→ **Work required**: All of the material below is to be restated word for word, apart from the pictures.

→ **Data for processing**:

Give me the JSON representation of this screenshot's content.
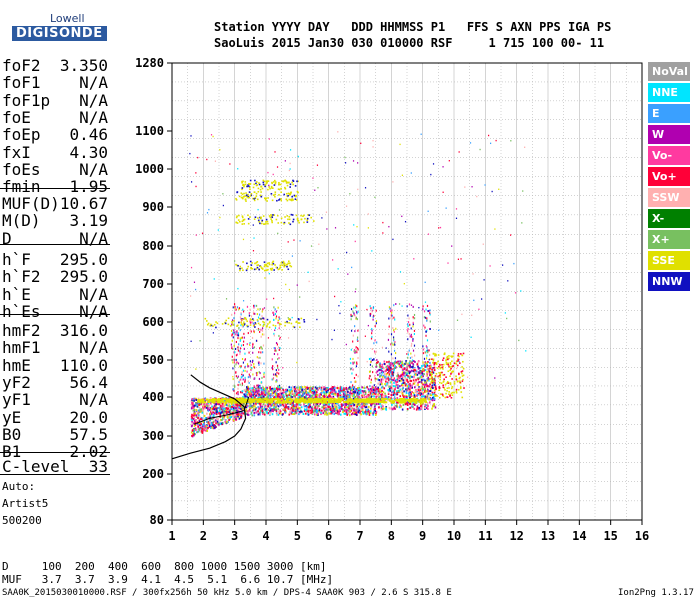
{
  "logo": {
    "line1": "Lowell",
    "line2": "DIGISONDE"
  },
  "header": {
    "row1": "Station YYYY DAY   DDD HHMMSS P1   FFS S AXN PPS IGA PS",
    "row2": "SaoLuis 2015 Jan30 030 010000 RSF     1 715 100 00- 11"
  },
  "params_group1": [
    {
      "k": "foF2",
      "v": "3.350"
    },
    {
      "k": "foF1",
      "v": "N/A"
    },
    {
      "k": "foF1p",
      "v": "N/A"
    },
    {
      "k": "foE",
      "v": "N/A"
    },
    {
      "k": "foEp",
      "v": "0.46"
    },
    {
      "k": "fxI",
      "v": "4.30"
    },
    {
      "k": "foEs",
      "v": "N/A"
    },
    {
      "k": "fmin",
      "v": "1.95"
    }
  ],
  "params_group2": [
    {
      "k": "MUF(D)",
      "v": "10.67"
    },
    {
      "k": "M(D)",
      "v": "3.19"
    },
    {
      "k": "D",
      "v": "N/A"
    }
  ],
  "params_group3": [
    {
      "k": "h`F",
      "v": "295.0"
    },
    {
      "k": "h`F2",
      "v": "295.0"
    },
    {
      "k": "h`E",
      "v": "N/A"
    },
    {
      "k": "h`Es",
      "v": "N/A"
    }
  ],
  "params_group4": [
    {
      "k": "hmF2",
      "v": "316.0"
    },
    {
      "k": "hmF1",
      "v": "N/A"
    },
    {
      "k": "hmE",
      "v": "110.0"
    },
    {
      "k": "yF2",
      "v": "56.4"
    },
    {
      "k": "yF1",
      "v": "N/A"
    },
    {
      "k": "yE",
      "v": "20.0"
    },
    {
      "k": "B0",
      "v": "57.5"
    },
    {
      "k": "B1",
      "v": "2.02"
    }
  ],
  "clevel": {
    "k": "C-level",
    "v": "33"
  },
  "auto": {
    "l1": "Auto:",
    "l2": "Artist5",
    "l3": "500200"
  },
  "legend": [
    {
      "label": "NoVal",
      "color": "#a0a0a0"
    },
    {
      "label": "NNE",
      "color": "#00e5ff"
    },
    {
      "label": "E",
      "color": "#3aa0ff"
    },
    {
      "label": "W",
      "color": "#b000b0"
    },
    {
      "label": "Vo-",
      "color": "#ff3aa0"
    },
    {
      "label": "Vo+",
      "color": "#ff0038"
    },
    {
      "label": "SSW",
      "color": "#ffb0b0"
    },
    {
      "label": "X-",
      "color": "#008000"
    },
    {
      "label": "X+",
      "color": "#78c060"
    },
    {
      "label": "SSE",
      "color": "#e0e000"
    },
    {
      "label": "NNW",
      "color": "#1010c0"
    }
  ],
  "axes": {
    "x_ticks": [
      "1",
      "2",
      "3",
      "4",
      "5",
      "6",
      "7",
      "8",
      "9",
      "10",
      "11",
      "12",
      "13",
      "14",
      "15",
      "16"
    ],
    "y_ticks": [
      "80",
      "200",
      "300",
      "400",
      "500",
      "600",
      "700",
      "800",
      "900",
      "1000",
      "1100",
      "1280"
    ]
  },
  "muf_table": {
    "d_row": "D     100  200  400  600  800 1000 1500 3000 [km]",
    "muf_row": "MUF   3.7  3.7  3.9  4.1  4.5  5.1  6.6 10.7 [MHz]"
  },
  "footer": {
    "left": "SAA0K_2015030010000.RSF / 300fx256h 50 kHz 5.0 km / DPS-4 SAA0K 903 / 2.6 S 315.8 E",
    "right": "Ion2Png 1.3.17"
  }
}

→ **Solution to this exercise**:
Give me the JSON representation of this screenshot's content.
{
  "logo": {
    "line1": "Lowell",
    "line2": "DIGISONDE"
  },
  "header": {
    "row1": "Station YYYY DAY   DDD HHMMSS P1   FFS S AXN PPS IGA PS",
    "row2": "SaoLuis 2015 Jan30 030 010000 RSF     1 715 100 00- 11"
  },
  "params_group1": [
    {
      "k": "foF2",
      "v": "3.350"
    },
    {
      "k": "foF1",
      "v": "N/A"
    },
    {
      "k": "foF1p",
      "v": "N/A"
    },
    {
      "k": "foE",
      "v": "N/A"
    },
    {
      "k": "foEp",
      "v": "0.46"
    },
    {
      "k": "fxI",
      "v": "4.30"
    },
    {
      "k": "foEs",
      "v": "N/A"
    },
    {
      "k": "fmin",
      "v": "1.95"
    }
  ],
  "params_group2": [
    {
      "k": "MUF(D)",
      "v": "10.67"
    },
    {
      "k": "M(D)",
      "v": "3.19"
    },
    {
      "k": "D",
      "v": "N/A"
    }
  ],
  "params_group3": [
    {
      "k": "h`F",
      "v": "295.0"
    },
    {
      "k": "h`F2",
      "v": "295.0"
    },
    {
      "k": "h`E",
      "v": "N/A"
    },
    {
      "k": "h`Es",
      "v": "N/A"
    }
  ],
  "params_group4": [
    {
      "k": "hmF2",
      "v": "316.0"
    },
    {
      "k": "hmF1",
      "v": "N/A"
    },
    {
      "k": "hmE",
      "v": "110.0"
    },
    {
      "k": "yF2",
      "v": "56.4"
    },
    {
      "k": "yF1",
      "v": "N/A"
    },
    {
      "k": "yE",
      "v": "20.0"
    },
    {
      "k": "B0",
      "v": "57.5"
    },
    {
      "k": "B1",
      "v": "2.02"
    }
  ],
  "clevel": {
    "k": "C-level",
    "v": "33"
  },
  "auto": {
    "l1": "Auto:",
    "l2": "Artist5",
    "l3": "500200"
  },
  "legend": [
    {
      "label": "NoVal",
      "color": "#a0a0a0"
    },
    {
      "label": "NNE",
      "color": "#00e5ff"
    },
    {
      "label": "E",
      "color": "#3aa0ff"
    },
    {
      "label": "W",
      "color": "#b000b0"
    },
    {
      "label": "Vo-",
      "color": "#ff3aa0"
    },
    {
      "label": "Vo+",
      "color": "#ff0038"
    },
    {
      "label": "SSW",
      "color": "#ffb0b0"
    },
    {
      "label": "X-",
      "color": "#008000"
    },
    {
      "label": "X+",
      "color": "#78c060"
    },
    {
      "label": "SSE",
      "color": "#e0e000"
    },
    {
      "label": "NNW",
      "color": "#1010c0"
    }
  ],
  "axes": {
    "x_ticks": [
      "1",
      "2",
      "3",
      "4",
      "5",
      "6",
      "7",
      "8",
      "9",
      "10",
      "11",
      "12",
      "13",
      "14",
      "15",
      "16"
    ],
    "y_ticks": [
      "80",
      "200",
      "300",
      "400",
      "500",
      "600",
      "700",
      "800",
      "900",
      "1000",
      "1100",
      "1280"
    ]
  },
  "muf_table": {
    "d_row": "D     100  200  400  600  800 1000 1500 3000 [km]",
    "muf_row": "MUF   3.7  3.7  3.9  4.1  4.5  5.1  6.6 10.7 [MHz]"
  },
  "footer": {
    "left": "SAA0K_2015030010000.RSF / 300fx256h 50 kHz 5.0 km / DPS-4 SAA0K 903 / 2.6 S 315.8 E",
    "right": "Ion2Png 1.3.17"
  }
}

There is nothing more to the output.